#### Data supplied:
____

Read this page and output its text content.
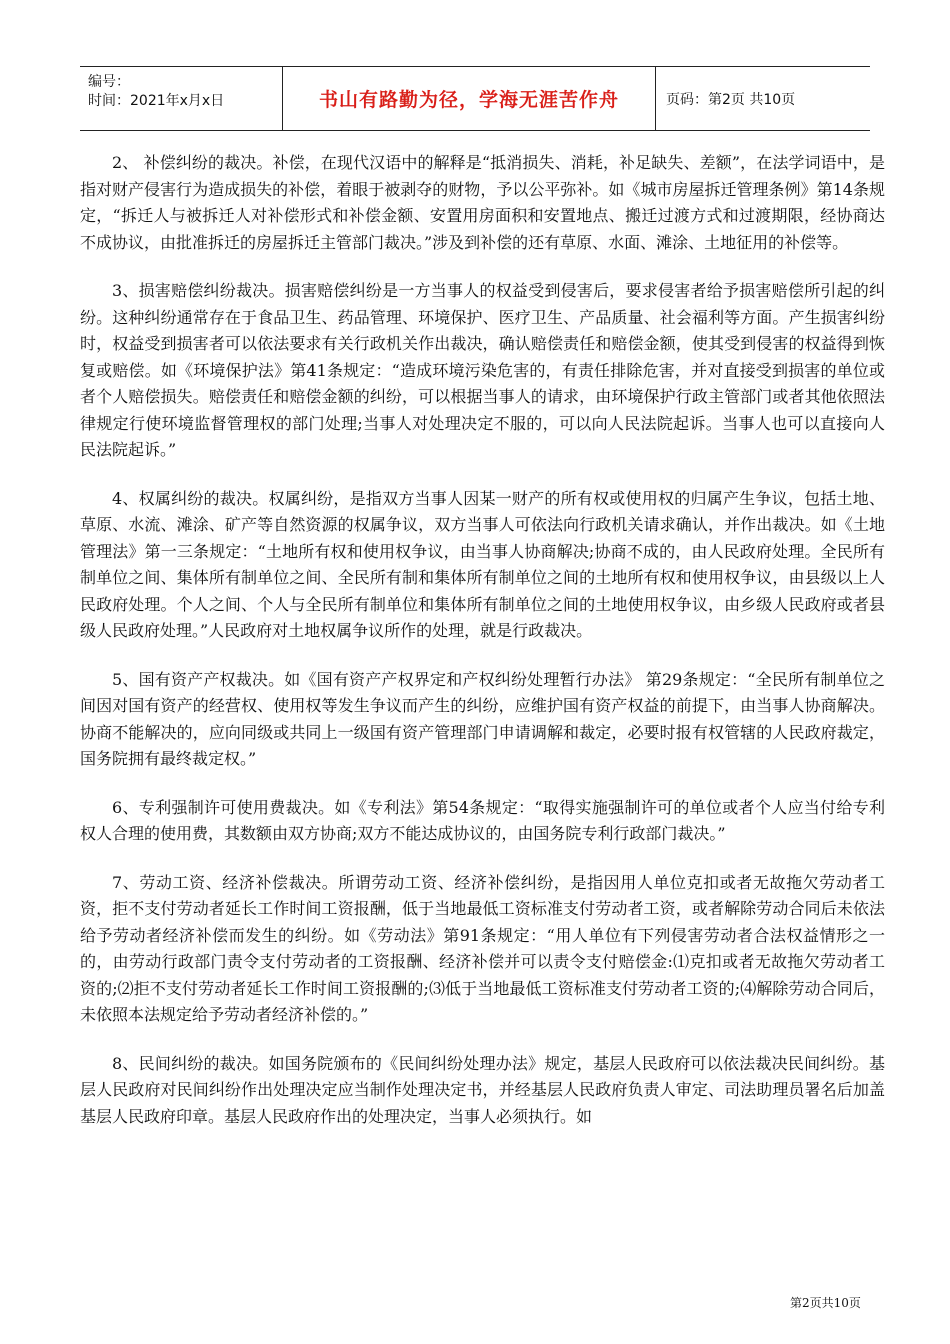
编号：
时间：2021年x月x日	书山有路勤为径，学海无涯苦作舟	页码：第2页 共10页

2、 补偿纠纷的裁决。补偿，在现代汉语中的解释是“抵消损失、消耗，补足缺失、差额”，在法学词语中，是指对财产侵害行为造成损失的补偿，着眼于被剥夺的财物，予以公平弥补。如《城市房屋拆迁管理条例》第14条规定，“拆迁人与被拆迁人对补偿形式和补偿金额、安置用房面积和安置地点、搬迁过渡方式和过渡期限，经协商达不成协议，由批准拆迁的房屋拆迁主管部门裁决。”涉及到补偿的还有草原、水面、滩涂、土地征用的补偿等。

3、损害赔偿纠纷裁决。损害赔偿纠纷是一方当事人的权益受到侵害后，要求侵害者给予损害赔偿所引起的纠纷。这种纠纷通常存在于食品卫生、药品管理、环境保护、医疗卫生、产品质量、社会福利等方面。产生损害纠纷时，权益受到损害者可以依法要求有关行政机关作出裁决，确认赔偿责任和赔偿金额，使其受到侵害的权益得到恢复或赔偿。如《环境保护法》第41条规定：“造成环境污染危害的，有责任排除危害，并对直接受到损害的单位或者个人赔偿损失。赔偿责任和赔偿金额的纠纷，可以根据当事人的请求，由环境保护行政主管部门或者其他依照法律规定行使环境监督管理权的部门处理;当事人对处理决定不服的，可以向人民法院起诉。当事人也可以直接向人民法院起诉。”

4、权属纠纷的裁决。权属纠纷，是指双方当事人因某一财产的所有权或使用权的归属产生争议，包括土地、草原、水流、滩涂、矿产等自然资源的权属争议，双方当事人可依法向行政机关请求确认，并作出裁决。如《土地管理法》第一三条规定：“土地所有权和使用权争议，由当事人协商解决;协商不成的，由人民政府处理。全民所有制单位之间、集体所有制单位之间、全民所有制和集体所有制单位之间的土地所有权和使用权争议，由县级以上人民政府处理。个人之间、个人与全民所有制单位和集体所有制单位之间的土地使用权争议，由乡级人民政府或者县级人民政府处理。”人民政府对土地权属争议所作的处理，就是行政裁决。

5、国有资产产权裁决。如《国有资产产权界定和产权纠纷处理暂行办法》 第29条规定：“全民所有制单位之间因对国有资产的经营权、使用权等发生争议而产生的纠纷，应维护国有资产权益的前提下，由当事人协商解决。协商不能解决的，应向同级或共同上一级国有资产管理部门申请调解和裁定，必要时报有权管辖的人民政府裁定，国务院拥有最终裁定权。”

6、专利强制许可使用费裁决。如《专利法》第54条规定：“取得实施强制许可的单位或者个人应当付给专利权人合理的使用费，其数额由双方协商;双方不能达成协议的，由国务院专利行政部门裁决。”

7、劳动工资、经济补偿裁决。所谓劳动工资、经济补偿纠纷，是指因用人单位克扣或者无故拖欠劳动者工资，拒不支付劳动者延长工作时间工资报酬，低于当地最低工资标准支付劳动者工资，或者解除劳动合同后未依法给予劳动者经济补偿而发生的纠纷。如《劳动法》第91条规定：“用人单位有下列侵害劳动者合法权益情形之一的，由劳动行政部门责令支付劳动者的工资报酬、经济补偿并可以责令支付赔偿金:⑴克扣或者无故拖欠劳动者工资的;⑵拒不支付劳动者延长工作时间工资报酬的;⑶低于当地最低工资标准支付劳动者工资的;⑷解除劳动合同后，未依照本法规定给予劳动者经济补偿的。”

8、民间纠纷的裁决。如国务院颁布的《民间纠纷处理办法》规定，基层人民政府可以依法裁决民间纠纷。基层人民政府对民间纠纷作出处理决定应当制作处理决定书，并经基层人民政府负责人审定、司法助理员署名后加盖基层人民政府印章。基层人民政府作出的处理决定，当事人必须执行。如

第2页共10页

____

#### Exercise:
From the entries above, list each line with "由当事人协商解决" in it.

#### Task solution:
4、权属纠纷的裁决。权属纠纷，是指双方当事人因某一财产的所有权或使用权的归属产生争议，包括土地、草原、水流、滩涂、矿产等自然资源的权属争议，双方当事人可依法向行政机关请求确认，并作出裁决。如《土地管理法》第一三条规定：“土地所有权和使用权争议，由当事人协商解决;协商不成的，由人民政府处理。全民所有制单位之间、集体所有制单位之间、全民所有制和集体所有制单位之间的土地所有权和使用权争议，由县级以上人民政府处理。个人之间、个人与全民所有制单位和集体所有制单位之间的土地使用权争议，由乡级人民政府或者县级人民政府处理。”人民政府对土地权属争议所作的处理，就是行政裁决。
5、国有资产产权裁决。如《国有资产产权界定和产权纠纷处理暂行办法》 第29条规定：“全民所有制单位之间因对国有资产的经营权、使用权等发生争议而产生的纠纷，应维护国有资产权益的前提下，由当事人协商解决。协商不能解决的，应向同级或共同上一级国有资产管理部门申请调解和裁定，必要时报有权管辖的人民政府裁定，国务院拥有最终裁定权。”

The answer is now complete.